▶ **Working data**
=-=-=

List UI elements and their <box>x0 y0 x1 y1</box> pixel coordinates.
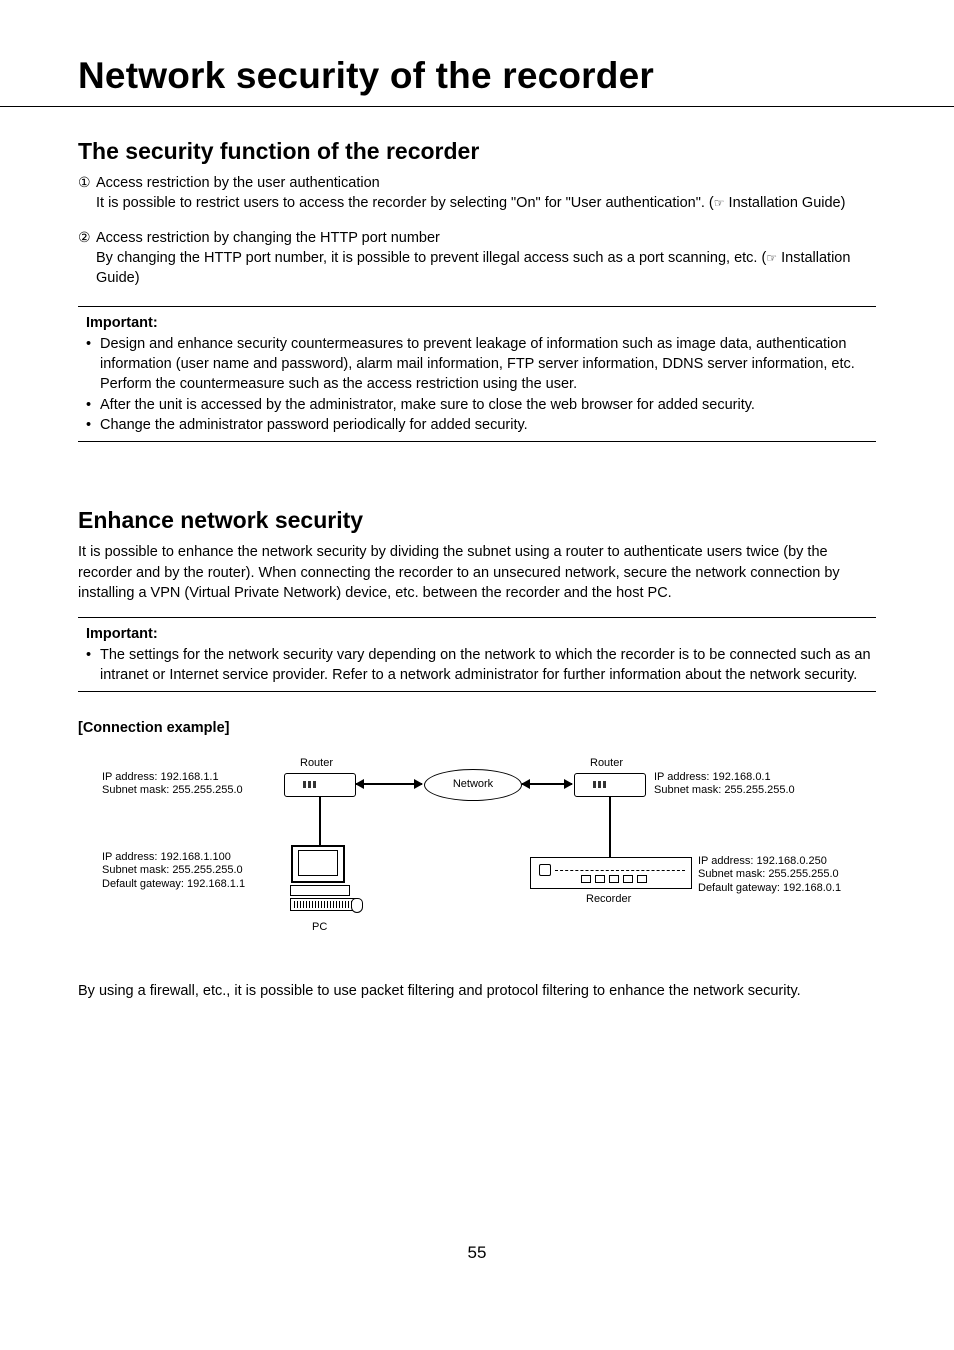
router-left-label: Router <box>300 757 333 771</box>
item-2-number: ② <box>78 228 96 248</box>
reference-icon: ☞ <box>766 251 777 265</box>
important-box-1: Important: •Design and enhance security … <box>78 306 876 442</box>
connector-line <box>609 797 611 857</box>
item-1: ① Access restriction by the user authent… <box>78 173 876 214</box>
recorder-device <box>530 857 692 889</box>
item-2-head: Access restriction by changing the HTTP … <box>96 228 440 248</box>
connection-example-title: [Connection example] <box>78 718 876 738</box>
item-2-body-a: By changing the HTTP port number, it is … <box>96 250 766 266</box>
bullet-icon: • <box>86 334 100 395</box>
important-label: Important: <box>78 624 876 644</box>
chapter-rule <box>0 106 954 107</box>
router-right-device <box>574 773 646 797</box>
important-2-bullet-1: The settings for the network security va… <box>100 645 876 686</box>
network-label: Network <box>453 777 493 792</box>
arrow-icon <box>522 783 572 785</box>
section1-title: The security function of the recorder <box>78 135 876 167</box>
item-1-body-b: Installation Guide) <box>725 195 846 211</box>
item-2-body: By changing the HTTP port number, it is … <box>78 248 876 289</box>
section2-para: It is possible to enhance the network se… <box>78 542 876 603</box>
reference-icon: ☞ <box>714 196 725 210</box>
bullet-icon: • <box>86 395 100 415</box>
item-1-head: Access restriction by the user authentic… <box>96 173 380 193</box>
item-1-body: It is possible to restrict users to acce… <box>78 193 876 213</box>
bullet-icon: • <box>86 415 100 435</box>
important-1-bullet-2: After the unit is accessed by the admini… <box>100 395 876 415</box>
pc-device <box>290 845 345 911</box>
important-list: •Design and enhance security countermeas… <box>78 334 876 435</box>
connection-diagram: Router IP address: 192.168.1.1 Subnet ma… <box>92 757 892 957</box>
router-left-device <box>284 773 356 797</box>
router-right-label: Router <box>590 757 623 771</box>
bullet-icon: • <box>86 645 100 686</box>
pc-info: IP address: 192.168.1.100 Subnet mask: 2… <box>102 851 245 892</box>
page-number: 55 <box>78 1241 876 1265</box>
router-left-info: IP address: 192.168.1.1 Subnet mask: 255… <box>102 771 243 799</box>
closing-para: By using a firewall, etc., it is possibl… <box>78 981 876 1001</box>
important-label: Important: <box>78 313 876 333</box>
recorder-info: IP address: 192.168.0.250 Subnet mask: 2… <box>698 855 841 896</box>
pc-label: PC <box>312 921 327 935</box>
item-1-body-a: It is possible to restrict users to acce… <box>96 195 714 211</box>
important-1-bullet-1: Design and enhance security countermeasu… <box>100 334 876 395</box>
page: Network security of the recorder The sec… <box>0 0 954 1295</box>
section2-title: Enhance network security <box>78 504 876 536</box>
recorder-label: Recorder <box>586 893 631 907</box>
item-1-number: ① <box>78 173 96 193</box>
item-2: ② Access restriction by changing the HTT… <box>78 228 876 289</box>
network-oval: Network <box>424 769 522 801</box>
chapter-title: Network security of the recorder <box>78 50 876 102</box>
important-box-2: Important: •The settings for the network… <box>78 617 876 692</box>
router-right-info: IP address: 192.168.0.1 Subnet mask: 255… <box>654 771 795 799</box>
important-list: •The settings for the network security v… <box>78 645 876 686</box>
connector-line <box>319 797 321 851</box>
important-1-bullet-3: Change the administrator password period… <box>100 415 876 435</box>
arrow-icon <box>356 783 422 785</box>
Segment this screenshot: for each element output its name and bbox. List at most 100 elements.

=-=-=

Copy out the listing lines unchanged, beginning at the line that contains "router-left-label: Router <box>300" and stopping after the line that contains "item-2-body-a: By changing".

▶ **Answer in full**
router-left-label: Router <box>300 757 333 771</box>
item-2-number: ② <box>78 228 96 248</box>
reference-icon: ☞ <box>766 251 777 265</box>
important-box-1: Important: •Design and enhance security … <box>78 306 876 442</box>
connector-line <box>609 797 611 857</box>
item-1: ① Access restriction by the user authent… <box>78 173 876 214</box>
recorder-device <box>530 857 692 889</box>
item-2-head: Access restriction by changing the HTTP … <box>96 228 440 248</box>
connection-example-title: [Connection example] <box>78 718 876 738</box>
item-2-body-a: By changing the HTTP port number, it is … <box>96 250 766 266</box>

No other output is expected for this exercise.